Goal:
State how many lines of the records contain the string "labels", and give no other information.

** begin Data provided **

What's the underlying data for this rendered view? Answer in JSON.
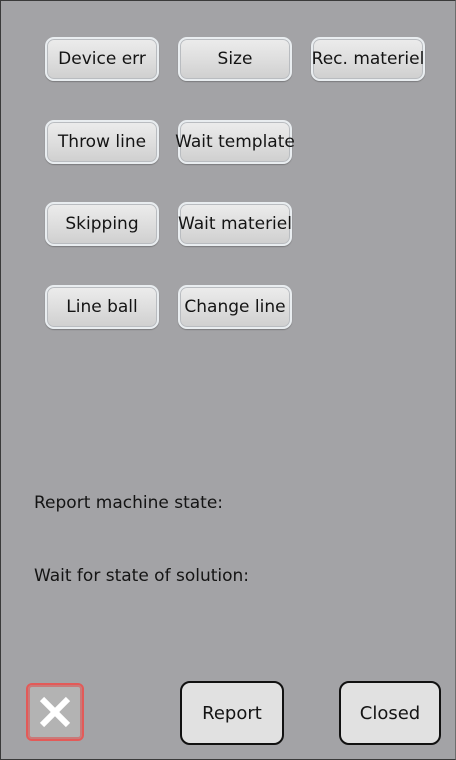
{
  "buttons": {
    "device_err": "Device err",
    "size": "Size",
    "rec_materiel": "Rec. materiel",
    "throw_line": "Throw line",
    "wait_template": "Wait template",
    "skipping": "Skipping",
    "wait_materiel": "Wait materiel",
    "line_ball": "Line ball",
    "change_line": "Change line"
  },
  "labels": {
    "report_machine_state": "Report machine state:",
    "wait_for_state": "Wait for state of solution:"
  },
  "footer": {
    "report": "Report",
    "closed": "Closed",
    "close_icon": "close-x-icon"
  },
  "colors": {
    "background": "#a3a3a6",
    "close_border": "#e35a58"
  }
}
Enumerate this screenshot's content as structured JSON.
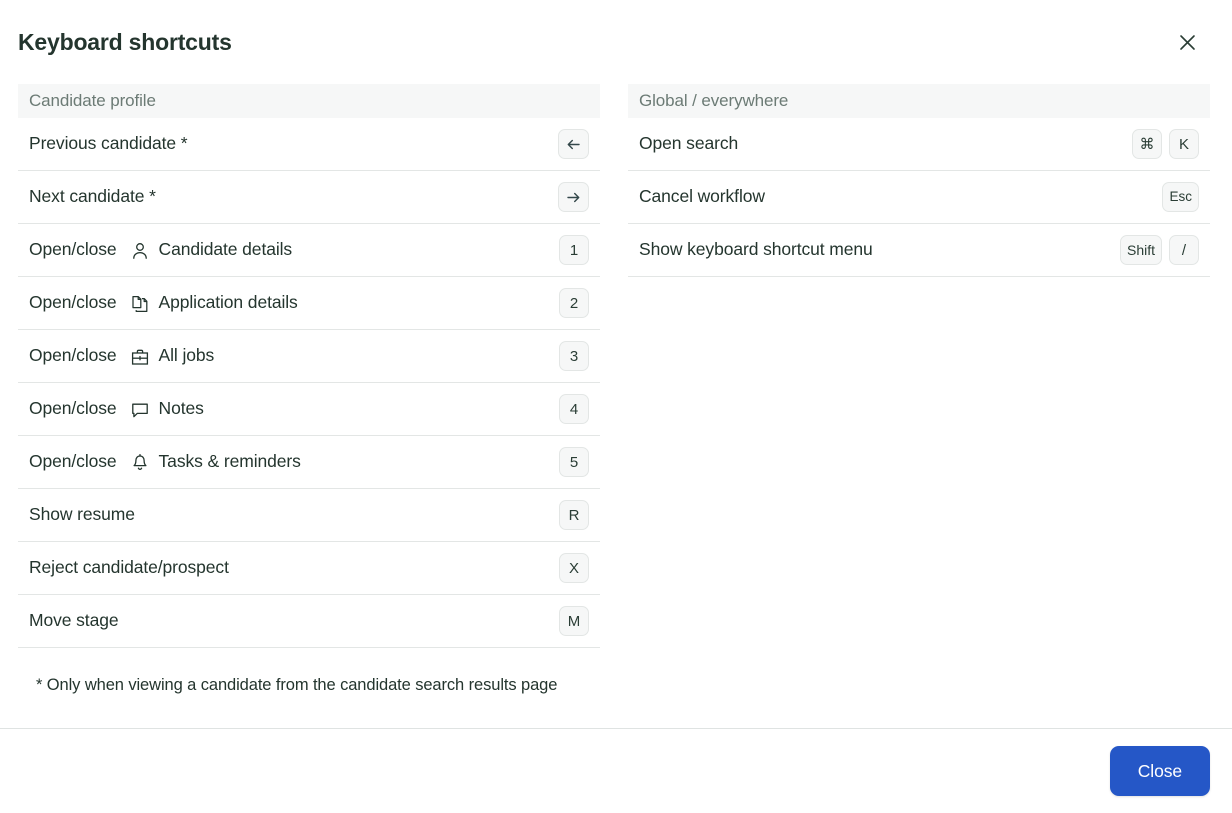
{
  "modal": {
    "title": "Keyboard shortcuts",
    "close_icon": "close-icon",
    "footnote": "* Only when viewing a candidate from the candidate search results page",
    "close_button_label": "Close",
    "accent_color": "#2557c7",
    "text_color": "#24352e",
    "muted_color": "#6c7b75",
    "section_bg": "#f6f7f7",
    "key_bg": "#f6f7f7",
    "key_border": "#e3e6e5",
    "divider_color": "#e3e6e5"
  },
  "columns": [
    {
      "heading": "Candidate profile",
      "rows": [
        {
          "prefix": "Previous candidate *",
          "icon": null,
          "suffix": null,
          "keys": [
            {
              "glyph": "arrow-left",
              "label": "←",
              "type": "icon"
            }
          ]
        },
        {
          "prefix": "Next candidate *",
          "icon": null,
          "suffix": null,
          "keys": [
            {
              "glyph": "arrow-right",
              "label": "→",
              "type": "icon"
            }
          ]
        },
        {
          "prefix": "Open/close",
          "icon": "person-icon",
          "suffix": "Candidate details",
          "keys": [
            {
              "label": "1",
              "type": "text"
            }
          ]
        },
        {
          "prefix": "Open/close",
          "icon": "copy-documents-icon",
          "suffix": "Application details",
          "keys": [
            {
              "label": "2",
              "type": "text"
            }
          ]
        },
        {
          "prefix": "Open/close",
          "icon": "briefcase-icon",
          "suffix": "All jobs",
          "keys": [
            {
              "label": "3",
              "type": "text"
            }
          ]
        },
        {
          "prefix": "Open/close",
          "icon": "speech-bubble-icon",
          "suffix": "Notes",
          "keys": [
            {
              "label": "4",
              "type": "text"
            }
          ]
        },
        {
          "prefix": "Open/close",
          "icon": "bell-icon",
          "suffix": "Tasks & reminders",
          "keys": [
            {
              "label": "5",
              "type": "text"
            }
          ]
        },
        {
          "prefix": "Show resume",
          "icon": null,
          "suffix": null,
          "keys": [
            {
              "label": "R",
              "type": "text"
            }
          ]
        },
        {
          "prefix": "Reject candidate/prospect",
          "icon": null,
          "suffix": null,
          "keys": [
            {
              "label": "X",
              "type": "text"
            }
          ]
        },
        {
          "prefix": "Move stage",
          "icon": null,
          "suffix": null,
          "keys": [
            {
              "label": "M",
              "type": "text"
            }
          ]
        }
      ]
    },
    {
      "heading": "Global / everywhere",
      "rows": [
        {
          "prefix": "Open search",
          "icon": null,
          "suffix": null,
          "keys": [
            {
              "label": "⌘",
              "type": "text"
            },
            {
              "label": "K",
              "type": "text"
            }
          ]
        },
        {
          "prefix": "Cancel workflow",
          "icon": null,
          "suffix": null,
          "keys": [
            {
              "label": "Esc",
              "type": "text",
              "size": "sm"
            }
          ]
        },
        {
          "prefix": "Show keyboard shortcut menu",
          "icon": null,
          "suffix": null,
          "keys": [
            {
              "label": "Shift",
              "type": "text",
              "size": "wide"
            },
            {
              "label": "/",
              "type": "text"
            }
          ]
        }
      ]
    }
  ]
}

** end Data provided **
** begin Data provided **

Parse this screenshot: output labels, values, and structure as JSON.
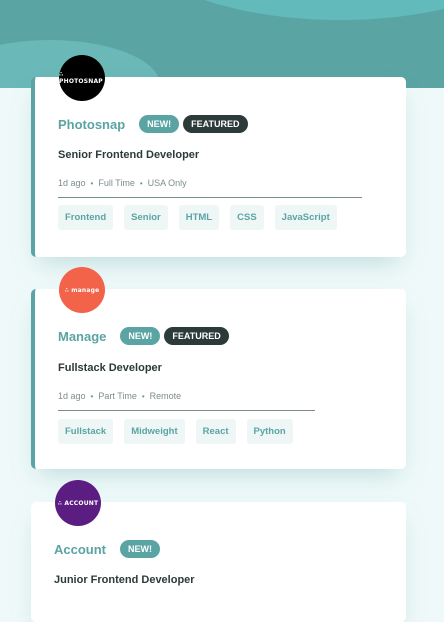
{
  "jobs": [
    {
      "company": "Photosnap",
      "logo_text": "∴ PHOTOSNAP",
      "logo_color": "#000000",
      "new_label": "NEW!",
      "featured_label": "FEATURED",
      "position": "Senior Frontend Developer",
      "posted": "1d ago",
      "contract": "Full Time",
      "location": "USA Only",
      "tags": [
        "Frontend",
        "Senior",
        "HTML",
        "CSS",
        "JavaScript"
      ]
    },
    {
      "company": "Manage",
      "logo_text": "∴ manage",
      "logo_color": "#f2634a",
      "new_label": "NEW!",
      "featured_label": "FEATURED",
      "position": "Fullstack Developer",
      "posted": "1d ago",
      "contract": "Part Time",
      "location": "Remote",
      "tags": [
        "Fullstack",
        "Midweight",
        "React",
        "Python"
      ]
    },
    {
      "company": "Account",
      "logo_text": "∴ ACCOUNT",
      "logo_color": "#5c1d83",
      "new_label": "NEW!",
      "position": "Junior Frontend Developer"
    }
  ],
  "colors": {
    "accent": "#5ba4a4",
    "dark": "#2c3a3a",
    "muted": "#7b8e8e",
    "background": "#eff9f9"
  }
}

** end Data provided **

Correct output:
2